*** Supplied information ***

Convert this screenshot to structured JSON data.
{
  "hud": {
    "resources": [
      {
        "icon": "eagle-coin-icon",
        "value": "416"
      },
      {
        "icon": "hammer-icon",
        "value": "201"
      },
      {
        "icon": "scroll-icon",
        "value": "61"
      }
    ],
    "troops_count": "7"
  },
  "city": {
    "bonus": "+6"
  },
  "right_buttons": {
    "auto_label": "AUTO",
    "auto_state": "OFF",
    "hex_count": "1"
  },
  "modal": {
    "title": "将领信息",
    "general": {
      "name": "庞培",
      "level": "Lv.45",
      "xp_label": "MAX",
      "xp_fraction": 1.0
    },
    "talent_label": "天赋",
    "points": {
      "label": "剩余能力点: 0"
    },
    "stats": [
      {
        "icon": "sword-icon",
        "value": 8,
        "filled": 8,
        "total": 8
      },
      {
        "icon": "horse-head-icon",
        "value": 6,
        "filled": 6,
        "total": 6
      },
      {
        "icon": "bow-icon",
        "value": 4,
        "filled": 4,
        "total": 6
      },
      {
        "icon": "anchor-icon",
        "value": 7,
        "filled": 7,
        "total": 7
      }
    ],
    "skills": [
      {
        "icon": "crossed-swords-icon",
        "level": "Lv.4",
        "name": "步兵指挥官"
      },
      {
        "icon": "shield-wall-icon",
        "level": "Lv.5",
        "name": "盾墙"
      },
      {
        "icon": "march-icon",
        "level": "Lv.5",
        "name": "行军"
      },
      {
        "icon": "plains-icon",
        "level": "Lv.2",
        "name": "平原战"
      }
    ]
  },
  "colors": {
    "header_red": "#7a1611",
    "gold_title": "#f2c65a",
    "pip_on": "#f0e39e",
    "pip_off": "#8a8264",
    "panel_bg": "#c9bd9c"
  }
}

***

▶ Task goal
Print the listing above in full, exactly as it is.

▶ Answer to the exercise
Convert this screenshot to structured JSON data.
{
  "hud": {
    "resources": [
      {
        "icon": "eagle-coin-icon",
        "value": "416"
      },
      {
        "icon": "hammer-icon",
        "value": "201"
      },
      {
        "icon": "scroll-icon",
        "value": "61"
      }
    ],
    "troops_count": "7"
  },
  "city": {
    "bonus": "+6"
  },
  "right_buttons": {
    "auto_label": "AUTO",
    "auto_state": "OFF",
    "hex_count": "1"
  },
  "modal": {
    "title": "将领信息",
    "general": {
      "name": "庞培",
      "level": "Lv.45",
      "xp_label": "MAX",
      "xp_fraction": 1.0
    },
    "talent_label": "天赋",
    "points": {
      "label": "剩余能力点: 0"
    },
    "stats": [
      {
        "icon": "sword-icon",
        "value": 8,
        "filled": 8,
        "total": 8
      },
      {
        "icon": "horse-head-icon",
        "value": 6,
        "filled": 6,
        "total": 6
      },
      {
        "icon": "bow-icon",
        "value": 4,
        "filled": 4,
        "total": 6
      },
      {
        "icon": "anchor-icon",
        "value": 7,
        "filled": 7,
        "total": 7
      }
    ],
    "skills": [
      {
        "icon": "crossed-swords-icon",
        "level": "Lv.4",
        "name": "步兵指挥官"
      },
      {
        "icon": "shield-wall-icon",
        "level": "Lv.5",
        "name": "盾墙"
      },
      {
        "icon": "march-icon",
        "level": "Lv.5",
        "name": "行军"
      },
      {
        "icon": "plains-icon",
        "level": "Lv.2",
        "name": "平原战"
      }
    ]
  },
  "colors": {
    "header_red": "#7a1611",
    "gold_title": "#f2c65a",
    "pip_on": "#f0e39e",
    "pip_off": "#8a8264",
    "panel_bg": "#c9bd9c"
  }
}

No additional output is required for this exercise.